** begin Data provided **

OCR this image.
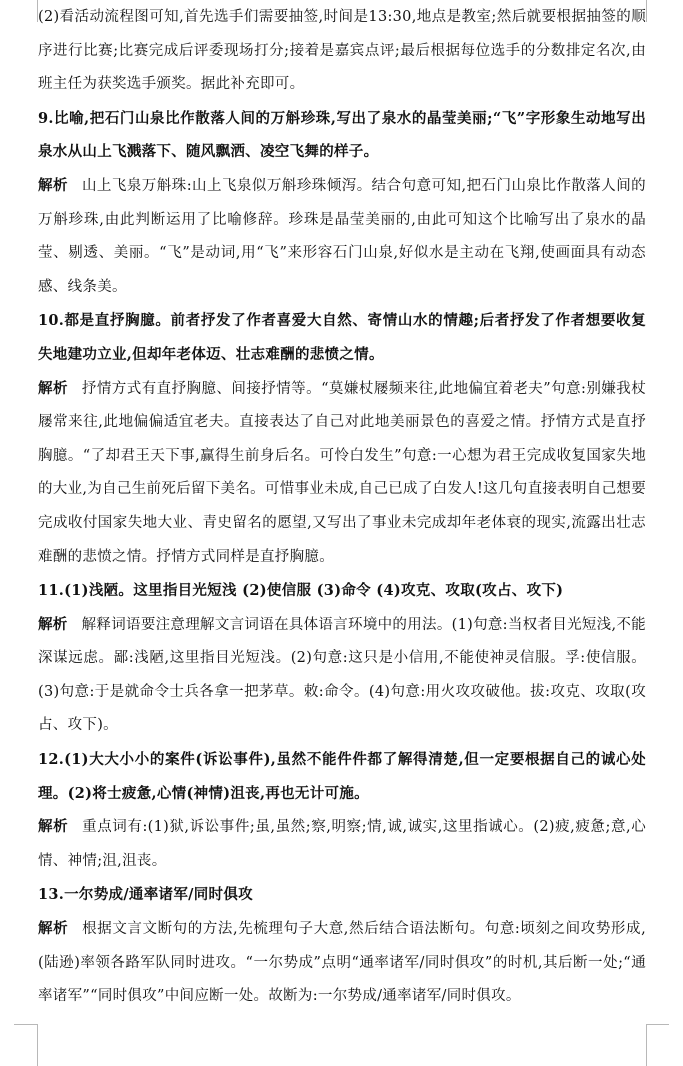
(2)看活动流程图可知,首先选手们需要抽签,时间是13:30,地点是教室;然后就要根据抽签的顺序进行比赛;比赛完成后评委现场打分;接着是嘉宾点评;最后根据每位选手的分数排定名次,由班主任为获奖选手颁奖。据此补充即可。

9.比喻,把石门山泉比作散落人间的万斛珍珠,写出了泉水的晶莹美丽;“飞”字形象生动地写出泉水从山上飞溅落下、随风飘洒、凌空飞舞的样子。

解析 山上飞泉万斛珠:山上飞泉似万斛珍珠倾泻。结合句意可知,把石门山泉比作散落人间的万斛珍珠,由此判断运用了比喻修辞。珍珠是晶莹美丽的,由此可知这个比喻写出了泉水的晶莹、剔透、美丽。“飞”是动词,用“飞”来形容石门山泉,好似水是主动在飞翔,使画面具有动态感、线条美。

10.都是直抒胸臆。前者抒发了作者喜爱大自然、寄情山水的情趣;后者抒发了作者想要收复失地建功立业,但却年老体迈、壮志难酬的悲愤之情。

解析 抒情方式有直抒胸臆、间接抒情等。“莫嫌杖屦频来往,此地偏宜着老夫”句意:别嫌我杖屦常来往,此地偏偏适宜老夫。直接表达了自己对此地美丽景色的喜爱之情。抒情方式是直抒胸臆。“了却君王天下事,赢得生前身后名。可怜白发生”句意:一心想为君王完成收复国家失地的大业,为自己生前死后留下美名。可惜事业未成,自己已成了白发人!这几句直接表明自己想要完成收付国家失地大业、青史留名的愿望,又写出了事业未完成却年老体衰的现实,流露出壮志难酬的悲愤之情。抒情方式同样是直抒胸臆。

11.(1)浅陋。这里指目光短浅 (2)使信服 (3)命令 (4)攻克、攻取(攻占、攻下)

解析 解释词语要注意理解文言词语在具体语言环境中的用法。(1)句意:当权者目光短浅,不能深谋远虑。鄙:浅陋,这里指目光短浅。(2)句意:这只是小信用,不能使神灵信服。孚:使信服。(3)句意:于是就命令士兵各拿一把茅草。敕:命令。(4)句意:用火攻攻破他。拔:攻克、攻取(攻占、攻下)。

12.(1)大大小小的案件(诉讼事件),虽然不能件件都了解得清楚,但一定要根据自己的诚心处理。(2)将士疲惫,心情(神情)沮丧,再也无计可施。

解析 重点词有:(1)狱,诉讼事件;虽,虽然;察,明察;情,诚,诚实,这里指诚心。(2)疲,疲惫;意,心情、神情;沮,沮丧。

13.一尔势成/通率诸军/同时俱攻

解析 根据文言文断句的方法,先梳理句子大意,然后结合语法断句。句意:顷刻之间攻势形成,(陆逊)率领各路军队同时进攻。“一尔势成”点明“通率诸军/同时俱攻”的时机,其后断一处;“通率诸军”“同时俱攻”中间应断一处。故断为:一尔势成/通率诸军/同时俱攻。
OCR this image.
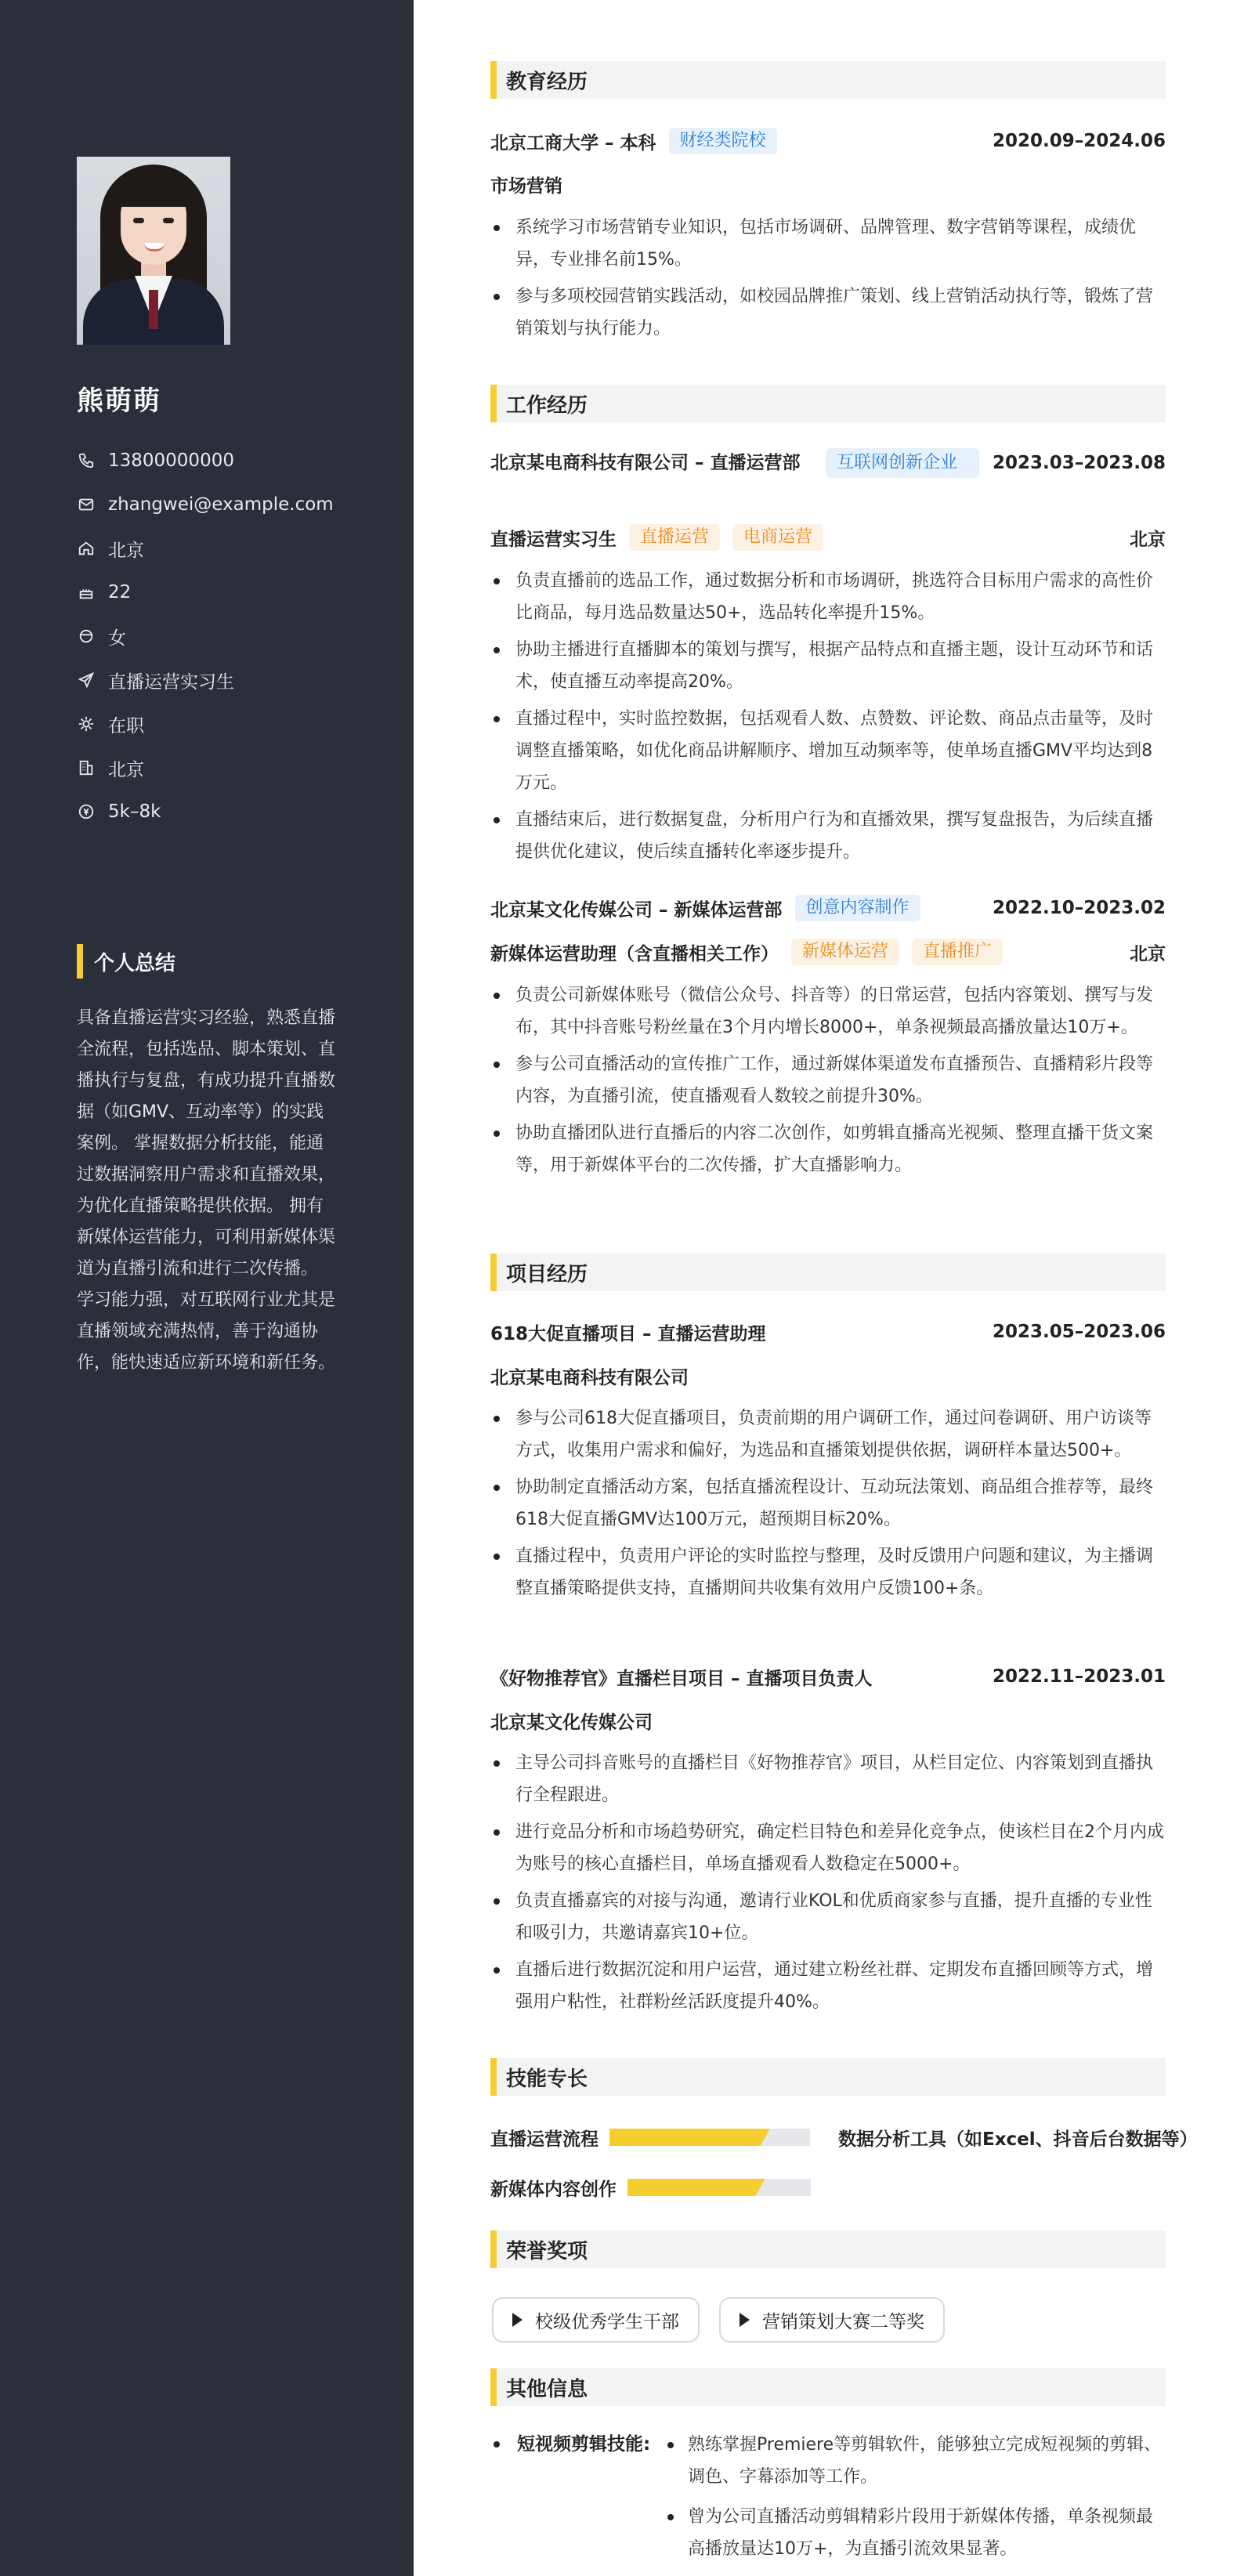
熊萌萌
13800000000
zhangwei@example.com
北京
22
女
直播运营实习生
在职
北京
5k–8k
个人总结
具备直播运营实习经验，熟悉直播全流程，包括选品、脚本策划、直播执行与复盘，有成功提升直播数据（如GMV、互动率等）的实践案例。 掌握数据分析技能，能通过数据洞察用户需求和直播效果，为优化直播策略提供依据。 拥有新媒体运营能力，可利用新媒体渠道为直播引流和进行二次传播。 学习能力强，对互联网行业尤其是直播领域充满热情，善于沟通协作，能快速适应新环境和新任务。
教育经历
北京工商大学 – 本科	财经类院校	2020.09–2024.06
市场营销
系统学习市场营销专业知识，包括市场调研、品牌管理、数字营销等课程，成绩优异，专业排名前15%。
参与多项校园营销实践活动，如校园品牌推广策划、线上营销活动执行等，锻炼了营销策划与执行能力。
工作经历
北京某电商科技有限公司 – 直播运营部	互联网创新企业	2023.03–2023.08
直播运营实习生	直播运营	电商运营	北京
负责直播前的选品工作，通过数据分析和市场调研，挑选符合目标用户需求的高性价比商品，每月选品数量达50+，选品转化率提升15%。
协助主播进行直播脚本的策划与撰写，根据产品特点和直播主题，设计互动环节和话术，使直播互动率提高20%。
直播过程中，实时监控数据，包括观看人数、点赞数、评论数、商品点击量等，及时调整直播策略，如优化商品讲解顺序、增加互动频率等，使单场直播GMV平均达到8万元。
直播结束后，进行数据复盘，分析用户行为和直播效果，撰写复盘报告，为后续直播提供优化建议，使后续直播转化率逐步提升。
北京某文化传媒公司 – 新媒体运营部	创意内容制作	2022.10–2023.02
新媒体运营助理（含直播相关工作）	新媒体运营	直播推广	北京
负责公司新媒体账号（微信公众号、抖音等）的日常运营，包括内容策划、撰写与发布，其中抖音账号粉丝量在3个月内增长8000+，单条视频最高播放量达10万+。
参与公司直播活动的宣传推广工作，通过新媒体渠道发布直播预告、直播精彩片段等内容，为直播引流，使直播观看人数较之前提升30%。
协助直播团队进行直播后的内容二次创作，如剪辑直播高光视频、整理直播干货文案等，用于新媒体平台的二次传播，扩大直播影响力。
项目经历
618大促直播项目 – 直播运营助理	2023.05–2023.06
北京某电商科技有限公司
参与公司618大促直播项目，负责前期的用户调研工作，通过问卷调研、用户访谈等方式，收集用户需求和偏好，为选品和直播策划提供依据，调研样本量达500+。
协助制定直播活动方案，包括直播流程设计、互动玩法策划、商品组合推荐等，最终618大促直播GMV达100万元，超预期目标20%。
直播过程中，负责用户评论的实时监控与整理，及时反馈用户问题和建议，为主播调整直播策略提供支持，直播期间共收集有效用户反馈100+条。
《好物推荐官》直播栏目项目 – 直播项目负责人	2022.11–2023.01
北京某文化传媒公司
主导公司抖音账号的直播栏目《好物推荐官》项目，从栏目定位、内容策划到直播执行全程跟进。
进行竞品分析和市场趋势研究，确定栏目特色和差异化竞争点，使该栏目在2个月内成为账号的核心直播栏目，单场直播观看人数稳定在5000+。
负责直播嘉宾的对接与沟通，邀请行业KOL和优质商家参与直播，提升直播的专业性和吸引力，共邀请嘉宾10+位。
直播后进行数据沉淀和用户运营，通过建立粉丝社群、定期发布直播回顾等方式，增强用户粘性，社群粉丝活跃度提升40%。
技能专长
直播运营流程	数据分析工具（如Excel、抖音后台数据等）
新媒体内容创作
荣誉奖项
校级优秀学生干部	营销策划大赛二等奖
其他信息
短视频剪辑技能:	熟练掌握Premiere等剪辑软件，能够独立完成短视频的剪辑、调色、字幕添加等工作。
曾为公司直播活动剪辑精彩片段用于新媒体传播，单条视频最高播放量达10万+，为直播引流效果显著。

** end Data provided **

> **Exercise prompt**: Restate each entry word for word, please, but drop any images it holds.

> **Response below**:
OCR this image.
(2)看活动流程图可知,首先选手们需要抽签,时间是13:30,地点是教室;然后就要根据抽签的顺序进行比赛;比赛完成后评委现场打分;接着是嘉宾点评;最后根据每位选手的分数排定名次,由班主任为获奖选手颁奖。据此补充即可。

9.比喻,把石门山泉比作散落人间的万斛珍珠,写出了泉水的晶莹美丽;“飞”字形象生动地写出泉水从山上飞溅落下、随风飘洒、凌空飞舞的样子。

解析 山上飞泉万斛珠:山上飞泉似万斛珍珠倾泻。结合句意可知,把石门山泉比作散落人间的万斛珍珠,由此判断运用了比喻修辞。珍珠是晶莹美丽的,由此可知这个比喻写出了泉水的晶莹、剔透、美丽。“飞”是动词,用“飞”来形容石门山泉,好似水是主动在飞翔,使画面具有动态感、线条美。

10.都是直抒胸臆。前者抒发了作者喜爱大自然、寄情山水的情趣;后者抒发了作者想要收复失地建功立业,但却年老体迈、壮志难酬的悲愤之情。

解析 抒情方式有直抒胸臆、间接抒情等。“莫嫌杖屦频来往,此地偏宜着老夫”句意:别嫌我杖屦常来往,此地偏偏适宜老夫。直接表达了自己对此地美丽景色的喜爱之情。抒情方式是直抒胸臆。“了却君王天下事,赢得生前身后名。可怜白发生”句意:一心想为君王完成收复国家失地的大业,为自己生前死后留下美名。可惜事业未成,自己已成了白发人!这几句直接表明自己想要完成收付国家失地大业、青史留名的愿望,又写出了事业未完成却年老体衰的现实,流露出壮志难酬的悲愤之情。抒情方式同样是直抒胸臆。

11.(1)浅陋。这里指目光短浅 (2)使信服 (3)命令 (4)攻克、攻取(攻占、攻下)

解析 解释词语要注意理解文言词语在具体语言环境中的用法。(1)句意:当权者目光短浅,不能深谋远虑。鄙:浅陋,这里指目光短浅。(2)句意:这只是小信用,不能使神灵信服。孚:使信服。(3)句意:于是就命令士兵各拿一把茅草。敕:命令。(4)句意:用火攻攻破他。拔:攻克、攻取(攻占、攻下)。

12.(1)大大小小的案件(诉讼事件),虽然不能件件都了解得清楚,但一定要根据自己的诚心处理。(2)将士疲惫,心情(神情)沮丧,再也无计可施。

解析 重点词有:(1)狱,诉讼事件;虽,虽然;察,明察;情,诚,诚实,这里指诚心。(2)疲,疲惫;意,心情、神情;沮,沮丧。

13.一尔势成/通率诸军/同时俱攻

解析 根据文言文断句的方法,先梳理句子大意,然后结合语法断句。句意:顷刻之间攻势形成,(陆逊)率领各路军队同时进攻。“一尔势成”点明“通率诸军/同时俱攻”的时机,其后断一处;“通率诸军”“同时俱攻”中间应断一处。故断为:一尔势成/通率诸军/同时俱攻。
OCR this image.
熊萌萌
13800000000
zhangwei@example.com
北京
22
女
直播运营实习生
在职
北京
5k–8k
个人总结
具备直播运营实习经验，熟悉直播全流程，包括选品、脚本策划、直播执行与复盘，有成功提升直播数据（如GMV、互动率等）的实践案例。 掌握数据分析技能，能通过数据洞察用户需求和直播效果，为优化直播策略提供依据。 拥有新媒体运营能力，可利用新媒体渠道为直播引流和进行二次传播。 学习能力强，对互联网行业尤其是直播领域充满热情，善于沟通协作，能快速适应新环境和新任务。
教育经历
北京工商大学 – 本科	财经类院校	2020.09–2024.06
市场营销
系统学习市场营销专业知识，包括市场调研、品牌管理、数字营销等课程，成绩优异，专业排名前15%。
参与多项校园营销实践活动，如校园品牌推广策划、线上营销活动执行等，锻炼了营销策划与执行能力。
工作经历
北京某电商科技有限公司 – 直播运营部	互联网创新企业	2023.03–2023.08
直播运营实习生	直播运营	电商运营	北京
负责直播前的选品工作，通过数据分析和市场调研，挑选符合目标用户需求的高性价比商品，每月选品数量达50+，选品转化率提升15%。
协助主播进行直播脚本的策划与撰写，根据产品特点和直播主题，设计互动环节和话术，使直播互动率提高20%。
直播过程中，实时监控数据，包括观看人数、点赞数、评论数、商品点击量等，及时调整直播策略，如优化商品讲解顺序、增加互动频率等，使单场直播GMV平均达到8万元。
直播结束后，进行数据复盘，分析用户行为和直播效果，撰写复盘报告，为后续直播提供优化建议，使后续直播转化率逐步提升。
北京某文化传媒公司 – 新媒体运营部	创意内容制作	2022.10–2023.02
新媒体运营助理（含直播相关工作）	新媒体运营	直播推广	北京
负责公司新媒体账号（微信公众号、抖音等）的日常运营，包括内容策划、撰写与发布，其中抖音账号粉丝量在3个月内增长8000+，单条视频最高播放量达10万+。
参与公司直播活动的宣传推广工作，通过新媒体渠道发布直播预告、直播精彩片段等内容，为直播引流，使直播观看人数较之前提升30%。
协助直播团队进行直播后的内容二次创作，如剪辑直播高光视频、整理直播干货文案等，用于新媒体平台的二次传播，扩大直播影响力。
项目经历
618大促直播项目 – 直播运营助理	2023.05–2023.06
北京某电商科技有限公司
参与公司618大促直播项目，负责前期的用户调研工作，通过问卷调研、用户访谈等方式，收集用户需求和偏好，为选品和直播策划提供依据，调研样本量达500+。
协助制定直播活动方案，包括直播流程设计、互动玩法策划、商品组合推荐等，最终618大促直播GMV达100万元，超预期目标20%。
直播过程中，负责用户评论的实时监控与整理，及时反馈用户问题和建议，为主播调整直播策略提供支持，直播期间共收集有效用户反馈100+条。
《好物推荐官》直播栏目项目 – 直播项目负责人	2022.11–2023.01
北京某文化传媒公司
主导公司抖音账号的直播栏目《好物推荐官》项目，从栏目定位、内容策划到直播执行全程跟进。
进行竞品分析和市场趋势研究，确定栏目特色和差异化竞争点，使该栏目在2个月内成为账号的核心直播栏目，单场直播观看人数稳定在5000+。
负责直播嘉宾的对接与沟通，邀请行业KOL和优质商家参与直播，提升直播的专业性和吸引力，共邀请嘉宾10+位。
直播后进行数据沉淀和用户运营，通过建立粉丝社群、定期发布直播回顾等方式，增强用户粘性，社群粉丝活跃度提升40%。
技能专长
直播运营流程	数据分析工具（如Excel、抖音后台数据等）
新媒体内容创作
荣誉奖项
校级优秀学生干部	营销策划大赛二等奖
其他信息
短视频剪辑技能:	熟练掌握Premiere等剪辑软件，能够独立完成短视频的剪辑、调色、字幕添加等工作。
曾为公司直播活动剪辑精彩片段用于新媒体传播，单条视频最高播放量达10万+，为直播引流效果显著。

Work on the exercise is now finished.